(Problem description): Word for word, restate every line of the listing that follows.

* START *

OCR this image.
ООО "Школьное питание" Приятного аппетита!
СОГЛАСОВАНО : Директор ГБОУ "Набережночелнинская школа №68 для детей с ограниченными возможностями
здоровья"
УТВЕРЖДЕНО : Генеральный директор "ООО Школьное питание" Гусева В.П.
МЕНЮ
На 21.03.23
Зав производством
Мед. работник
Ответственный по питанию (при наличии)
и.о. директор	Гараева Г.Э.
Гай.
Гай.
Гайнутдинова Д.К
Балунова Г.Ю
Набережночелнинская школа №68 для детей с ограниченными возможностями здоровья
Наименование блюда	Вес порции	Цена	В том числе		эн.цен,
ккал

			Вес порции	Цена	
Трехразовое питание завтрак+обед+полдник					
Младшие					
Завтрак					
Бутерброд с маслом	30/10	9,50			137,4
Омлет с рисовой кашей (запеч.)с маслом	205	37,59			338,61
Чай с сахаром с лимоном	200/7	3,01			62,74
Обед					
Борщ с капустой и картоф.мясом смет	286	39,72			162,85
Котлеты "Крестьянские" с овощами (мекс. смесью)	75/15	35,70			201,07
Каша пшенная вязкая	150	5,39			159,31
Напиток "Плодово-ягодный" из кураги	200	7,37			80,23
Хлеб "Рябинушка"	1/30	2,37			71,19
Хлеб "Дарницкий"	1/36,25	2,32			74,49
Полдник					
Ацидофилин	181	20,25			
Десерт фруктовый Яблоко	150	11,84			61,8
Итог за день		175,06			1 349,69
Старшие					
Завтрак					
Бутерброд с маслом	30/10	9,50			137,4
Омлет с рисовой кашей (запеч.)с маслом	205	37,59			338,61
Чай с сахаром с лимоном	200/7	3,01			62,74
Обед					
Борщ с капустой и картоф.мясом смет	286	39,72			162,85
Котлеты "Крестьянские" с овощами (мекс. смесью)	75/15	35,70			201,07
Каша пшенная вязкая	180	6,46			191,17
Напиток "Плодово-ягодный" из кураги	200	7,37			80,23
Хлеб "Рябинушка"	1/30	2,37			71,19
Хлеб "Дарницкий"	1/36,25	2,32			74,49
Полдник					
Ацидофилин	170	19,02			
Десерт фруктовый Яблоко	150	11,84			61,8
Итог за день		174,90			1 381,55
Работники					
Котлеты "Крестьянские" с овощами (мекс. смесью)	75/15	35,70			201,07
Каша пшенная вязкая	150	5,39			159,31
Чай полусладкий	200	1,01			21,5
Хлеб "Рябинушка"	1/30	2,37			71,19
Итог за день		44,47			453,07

* END *

(Response to this task):
OCR this image.
ООО "Школьное питание" Приятного аппетита!
СОГЛАСОВАНО : Директор ГБОУ "Набережночелнинская школа №68 для детей с ограниченными возможностями
здоровья"
УТВЕРЖДЕНО : Генеральный директор "ООО Школьное питание" Гусева В.П.
МЕНЮ
На 21.03.23
Зав производством
Мед. работник
Ответственный по питанию (при наличии)
и.о. директор	Гараева Г.Э.
Гай.
Гай.
Гайнутдинова Д.К
Балунова Г.Ю
Набережночелнинская школа №68 для детей с ограниченными возможностями здоровья
Наименование блюда	Вес порции	Цена	В том числе		эн.цен,
ккал

			Вес порции	Цена	
Трехразовое питание завтрак+обед+полдник					
Младшие					
Завтрак					
Бутерброд с маслом	30/10	9,50			137,4
Омлет с рисовой кашей (запеч.)с маслом	205	37,59			338,61
Чай с сахаром с лимоном	200/7	3,01			62,74
Обед					
Борщ с капустой и картоф.мясом смет	286	39,72			162,85
Котлеты "Крестьянские" с овощами (мекс. смесью)	75/15	35,70			201,07
Каша пшенная вязкая	150	5,39			159,31
Напиток "Плодово-ягодный" из кураги	200	7,37			80,23
Хлеб "Рябинушка"	1/30	2,37			71,19
Хлеб "Дарницкий"	1/36,25	2,32			74,49
Полдник					
Ацидофилин	181	20,25			
Десерт фруктовый Яблоко	150	11,84			61,8
Итог за день		175,06			1 349,69
Старшие					
Завтрак					
Бутерброд с маслом	30/10	9,50			137,4
Омлет с рисовой кашей (запеч.)с маслом	205	37,59			338,61
Чай с сахаром с лимоном	200/7	3,01			62,74
Обед					
Борщ с капустой и картоф.мясом смет	286	39,72			162,85
Котлеты "Крестьянские" с овощами (мекс. смесью)	75/15	35,70			201,07
Каша пшенная вязкая	180	6,46			191,17
Напиток "Плодово-ягодный" из кураги	200	7,37			80,23
Хлеб "Рябинушка"	1/30	2,37			71,19
Хлеб "Дарницкий"	1/36,25	2,32			74,49
Полдник					
Ацидофилин	170	19,02			
Десерт фруктовый Яблоко	150	11,84			61,8
Итог за день		174,90			1 381,55
Работники					
Котлеты "Крестьянские" с овощами (мекс. смесью)	75/15	35,70			201,07
Каша пшенная вязкая	150	5,39			159,31
Чай полусладкий	200	1,01			21,5
Хлеб "Рябинушка"	1/30	2,37			71,19
Итог за день		44,47			453,07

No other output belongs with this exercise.